▸ What to do
Without the pictures, repeat the listing character for character.

▸ Supplied data
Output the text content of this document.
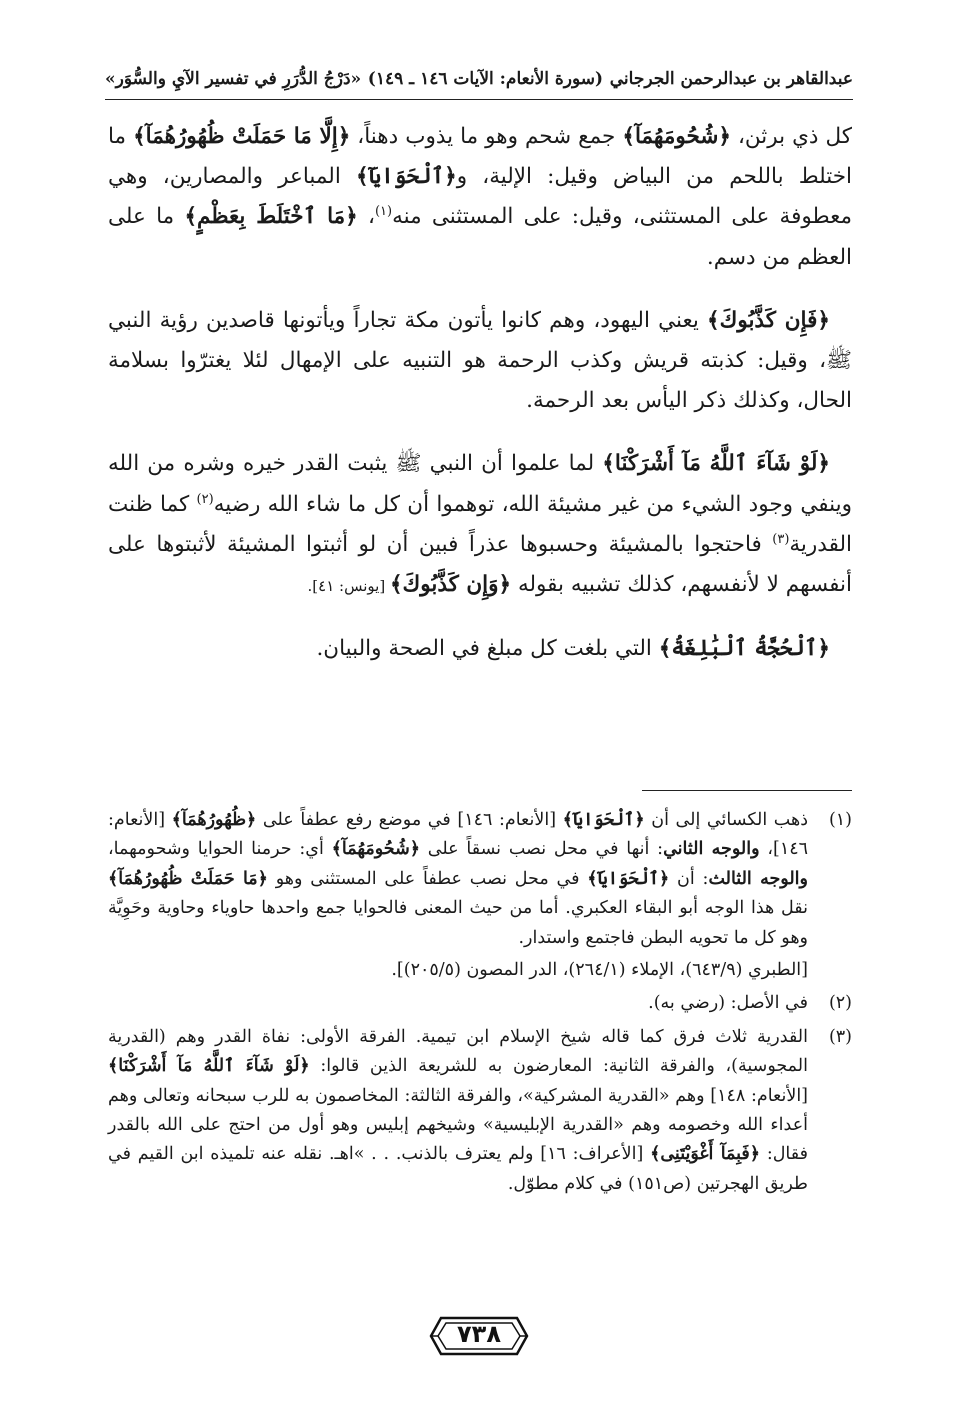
عبدالقاهر بن عبدالرحمن الجرجاني
(سورة الأنعام: الآيات ١٤٦ ـ ١٤٩)
«دَرْجُ الدُّرَرِ في تفسير الآيِ والسُّوَر»

كل ذي برثن، ﴿شُحُومَهُمَآ﴾ جمع شحم وهو ما يذوب دهناً، ﴿إِلَّا مَا حَمَلَتْ ظُهُورُهُمَآ﴾ ما اختلط باللحم من البياض وقيل: الإلية، و﴿ٱلْحَوَايَآ﴾ المباعر والمصارين، وهي معطوفة على المستثنى، وقيل: على المستثنى منه$^{(١)}$، ﴿مَا ٱخْتَلَطَ بِعَظْمٍ﴾ ما على العظم من دسم.

﴿فَإِن كَذَّبُوكَ﴾ يعني اليهود، وهم كانوا يأتون مكة تجاراً ويأتونها قاصدين رؤية النبي ﷺ، وقيل: كذبته قريش وكذب الرحمة هو التنبيه على الإمهال لئلا يغترّوا بسلامة الحال، وكذلك ذكر اليأس بعد الرحمة.

﴿لَوْ شَآءَ ٱللَّهُ مَآ أَشْرَكْنَا﴾ لما علموا أن النبي ﷺ يثبت القدر خيره وشره من الله وينفي وجود الشيء من غير مشيئة الله، توهموا أن كل ما شاء الله رضيه$^{(٢)}$ كما ظنت القدرية$^{(٣)}$ فاحتجوا بالمشيئة وحسبوها عذراً فبين أن لو أثبتوا المشيئة لأثبتوها على أنفسهم لا لأنفسهم، كذلك تشبيه بقوله ﴿وَإِن كَذَّبُوكَ﴾ [يونس: ٤١].

﴿ٱلْحُجَّةُ ٱلْبَٰلِغَةُ﴾ التي بلغت كل مبلغ في الصحة والبيان.

(١)

ذهب الكسائي إلى أن ﴿ٱلْحَوَايَآ﴾ [الأنعام: ١٤٦] في موضع رفع عطفاً على ﴿ظُهُورُهُمَآ﴾ [الأنعام: ١٤٦]، والوجه الثاني: أنها في محل نصب نسقاً على ﴿شُحُومَهُمَآ﴾ أي: حرمنا الحوايا وشحومهما، والوجه الثالث: أن ﴿ٱلْحَوَايَآ﴾ في محل نصب عطفاً على المستثنى وهو ﴿مَا حَمَلَتْ ظُهُورُهُمَآ﴾ نقل هذا الوجه أبو البقاء العكبري. أما من حيث المعنى فالحوايا جمع واحدها حاوياء وحاوية وحَوِيَّة وهو كل ما تحويه البطن فاجتمع واستدار.

[الطبري (٦٤٣/٩)، الإملاء (٢٦٤/١)، الدر المصون (٢٠٥/٥)].

(٢)
في الأصل: (رضي به).
(٣)

القدرية ثلاث فرق كما قاله شيخ الإسلام ابن تيمية. الفرقة الأولى: نفاة القدر وهم (القدرية المجوسية)، والفرقة الثانية: المعارضون به للشريعة الذين قالوا: ﴿لَوْ شَآءَ ٱللَّهُ مَآ أَشْرَكْنَا﴾ [الأنعام: ١٤٨] وهم «القدرية المشركية»، والفرقة الثالثة: المخاصمون به للرب سبحانه وتعالى وهم أعداء الله وخصومه وهم «القدرية الإبليسية» وشيخهم إبليس وهو أول من احتج على الله بالقدر فقال: ﴿فَبِمَآ أَغْوَيْتَنِى﴾ [الأعراف: ١٦] ولم يعترف بالذنب. . . »اهـ. نقله عنه تلميذه ابن القيم في طريق الهجرتين (ص١٥١) في كلام مطوّل.

٧٣٨
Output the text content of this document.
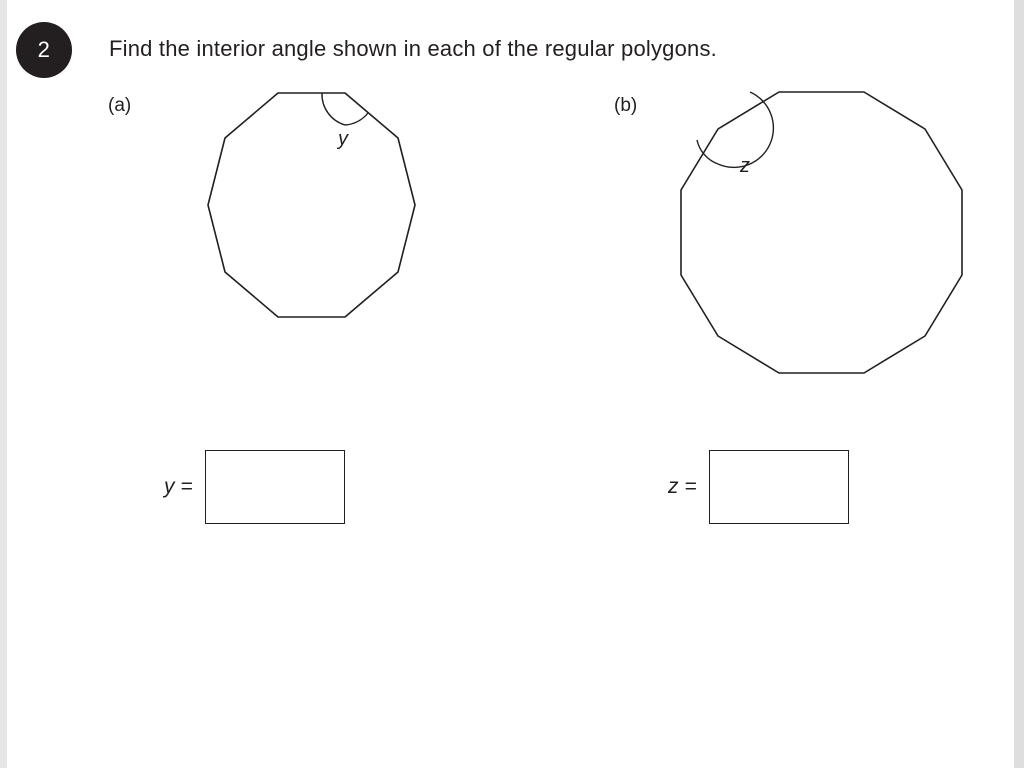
2	Find the interior angle shown in each of the regular polygons.
(a)	(b)
y
z
y =	z =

▸ Task solution
Output the text content of this document.
عبدالقاهر بن عبدالرحمن الجرجاني
(سورة الأنعام: الآيات ١٤٦ ـ ١٤٩)
«دَرْجُ الدُّرَرِ في تفسير الآيِ والسُّوَر»

كل ذي برثن، ﴿شُحُومَهُمَآ﴾ جمع شحم وهو ما يذوب دهناً، ﴿إِلَّا مَا حَمَلَتْ ظُهُورُهُمَآ﴾ ما اختلط باللحم من البياض وقيل: الإلية، و﴿ٱلْحَوَايَآ﴾ المباعر والمصارين، وهي معطوفة على المستثنى، وقيل: على المستثنى منه$^{(١)}$، ﴿مَا ٱخْتَلَطَ بِعَظْمٍ﴾ ما على العظم من دسم.

﴿فَإِن كَذَّبُوكَ﴾ يعني اليهود، وهم كانوا يأتون مكة تجاراً ويأتونها قاصدين رؤية النبي ﷺ، وقيل: كذبته قريش وكذب الرحمة هو التنبيه على الإمهال لئلا يغترّوا بسلامة الحال، وكذلك ذكر اليأس بعد الرحمة.

﴿لَوْ شَآءَ ٱللَّهُ مَآ أَشْرَكْنَا﴾ لما علموا أن النبي ﷺ يثبت القدر خيره وشره من الله وينفي وجود الشيء من غير مشيئة الله، توهموا أن كل ما شاء الله رضيه$^{(٢)}$ كما ظنت القدرية$^{(٣)}$ فاحتجوا بالمشيئة وحسبوها عذراً فبين أن لو أثبتوا المشيئة لأثبتوها على أنفسهم لا لأنفسهم، كذلك تشبيه بقوله ﴿وَإِن كَذَّبُوكَ﴾ [يونس: ٤١].

﴿ٱلْحُجَّةُ ٱلْبَٰلِغَةُ﴾ التي بلغت كل مبلغ في الصحة والبيان.

(١)

ذهب الكسائي إلى أن ﴿ٱلْحَوَايَآ﴾ [الأنعام: ١٤٦] في موضع رفع عطفاً على ﴿ظُهُورُهُمَآ﴾ [الأنعام: ١٤٦]، والوجه الثاني: أنها في محل نصب نسقاً على ﴿شُحُومَهُمَآ﴾ أي: حرمنا الحوايا وشحومهما، والوجه الثالث: أن ﴿ٱلْحَوَايَآ﴾ في محل نصب عطفاً على المستثنى وهو ﴿مَا حَمَلَتْ ظُهُورُهُمَآ﴾ نقل هذا الوجه أبو البقاء العكبري. أما من حيث المعنى فالحوايا جمع واحدها حاوياء وحاوية وحَوِيَّة وهو كل ما تحويه البطن فاجتمع واستدار.

[الطبري (٦٤٣/٩)، الإملاء (٢٦٤/١)، الدر المصون (٢٠٥/٥)].

(٢)
في الأصل: (رضي به).
(٣)

القدرية ثلاث فرق كما قاله شيخ الإسلام ابن تيمية. الفرقة الأولى: نفاة القدر وهم (القدرية المجوسية)، والفرقة الثانية: المعارضون به للشريعة الذين قالوا: ﴿لَوْ شَآءَ ٱللَّهُ مَآ أَشْرَكْنَا﴾ [الأنعام: ١٤٨] وهم «القدرية المشركية»، والفرقة الثالثة: المخاصمون به للرب سبحانه وتعالى وهم أعداء الله وخصومه وهم «القدرية الإبليسية» وشيخهم إبليس وهو أول من احتج على الله بالقدر فقال: ﴿فَبِمَآ أَغْوَيْتَنِى﴾ [الأعراف: ١٦] ولم يعترف بالذنب. . . »اهـ. نقله عنه تلميذه ابن القيم في طريق الهجرتين (ص١٥١) في كلام مطوّل.

٧٣٨
Output the text content of this document.
2	Find the interior angle shown in each of the regular polygons.
(a)	(b)
y
z
y =	z =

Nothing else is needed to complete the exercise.